:: Requirement ::
Repeat all of the material exactly as given.
— Begin Records for this exercise —
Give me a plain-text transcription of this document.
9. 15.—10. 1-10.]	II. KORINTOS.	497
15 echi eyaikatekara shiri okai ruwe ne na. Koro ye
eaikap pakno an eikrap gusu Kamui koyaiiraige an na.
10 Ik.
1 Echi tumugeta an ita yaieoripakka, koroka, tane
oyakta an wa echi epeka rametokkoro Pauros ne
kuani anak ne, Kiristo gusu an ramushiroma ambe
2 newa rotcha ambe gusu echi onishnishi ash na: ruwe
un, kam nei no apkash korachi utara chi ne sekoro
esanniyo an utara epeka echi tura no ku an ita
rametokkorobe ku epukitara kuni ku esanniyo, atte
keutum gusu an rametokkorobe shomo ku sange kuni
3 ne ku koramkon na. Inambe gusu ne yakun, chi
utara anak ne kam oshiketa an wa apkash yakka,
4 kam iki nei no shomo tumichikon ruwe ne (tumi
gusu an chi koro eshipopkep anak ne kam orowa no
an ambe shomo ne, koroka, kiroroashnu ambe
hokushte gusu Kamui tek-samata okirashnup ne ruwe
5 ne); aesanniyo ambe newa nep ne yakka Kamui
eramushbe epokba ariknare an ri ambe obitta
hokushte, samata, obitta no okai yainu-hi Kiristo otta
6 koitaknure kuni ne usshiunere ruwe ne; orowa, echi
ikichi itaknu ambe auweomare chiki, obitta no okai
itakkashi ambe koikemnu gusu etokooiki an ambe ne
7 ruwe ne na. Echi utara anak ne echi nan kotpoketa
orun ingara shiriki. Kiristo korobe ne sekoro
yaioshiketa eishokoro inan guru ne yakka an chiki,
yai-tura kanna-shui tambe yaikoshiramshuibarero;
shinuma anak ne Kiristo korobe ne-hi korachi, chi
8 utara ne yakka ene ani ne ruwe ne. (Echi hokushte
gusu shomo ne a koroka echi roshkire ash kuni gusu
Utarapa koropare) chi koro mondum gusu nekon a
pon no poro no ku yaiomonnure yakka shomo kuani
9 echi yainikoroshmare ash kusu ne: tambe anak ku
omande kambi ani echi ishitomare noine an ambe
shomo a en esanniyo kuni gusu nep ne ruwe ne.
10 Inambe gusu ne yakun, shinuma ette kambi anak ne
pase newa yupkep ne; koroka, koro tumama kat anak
— End Records for this exercise —
:: Finished answer ::
Give me a plain-text transcription of this document.
9. 15.—10. 1-10.]	II. KORINTOS.	497
15 echi eyaikatekara shiri okai ruwe ne na. Koro ye
eaikap pakno an eikrap gusu Kamui koyaiiraige an na.
10 Ik.
1 Echi tumugeta an ita yaieoripakka, koroka, tane
oyakta an wa echi epeka rametokkoro Pauros ne
kuani anak ne, Kiristo gusu an ramushiroma ambe
2 newa rotcha ambe gusu echi onishnishi ash na: ruwe
un, kam nei no apkash korachi utara chi ne sekoro
esanniyo an utara epeka echi tura no ku an ita
rametokkorobe ku epukitara kuni ku esanniyo, atte
keutum gusu an rametokkorobe shomo ku sange kuni
3 ne ku koramkon na. Inambe gusu ne yakun, chi
utara anak ne kam oshiketa an wa apkash yakka,
4 kam iki nei no shomo tumichikon ruwe ne (tumi
gusu an chi koro eshipopkep anak ne kam orowa no
an ambe shomo ne, koroka, kiroroashnu ambe
hokushte gusu Kamui tek-samata okirashnup ne ruwe
5 ne); aesanniyo ambe newa nep ne yakka Kamui
eramushbe epokba ariknare an ri ambe obitta
hokushte, samata, obitta no okai yainu-hi Kiristo otta
6 koitaknure kuni ne usshiunere ruwe ne; orowa, echi
ikichi itaknu ambe auweomare chiki, obitta no okai
itakkashi ambe koikemnu gusu etokooiki an ambe ne
7 ruwe ne na. Echi utara anak ne echi nan kotpoketa
orun ingara shiriki. Kiristo korobe ne sekoro
yaioshiketa eishokoro inan guru ne yakka an chiki,
yai-tura kanna-shui tambe yaikoshiramshuibarero;
shinuma anak ne Kiristo korobe ne-hi korachi, chi
8 utara ne yakka ene ani ne ruwe ne. (Echi hokushte
gusu shomo ne a koroka echi roshkire ash kuni gusu
Utarapa koropare) chi koro mondum gusu nekon a
pon no poro no ku yaiomonnure yakka shomo kuani
9 echi yainikoroshmare ash kusu ne: tambe anak ku
omande kambi ani echi ishitomare noine an ambe
shomo a en esanniyo kuni gusu nep ne ruwe ne.
10 Inambe gusu ne yakun, shinuma ette kambi anak ne
pase newa yupkep ne; koroka, koro tumama kat anak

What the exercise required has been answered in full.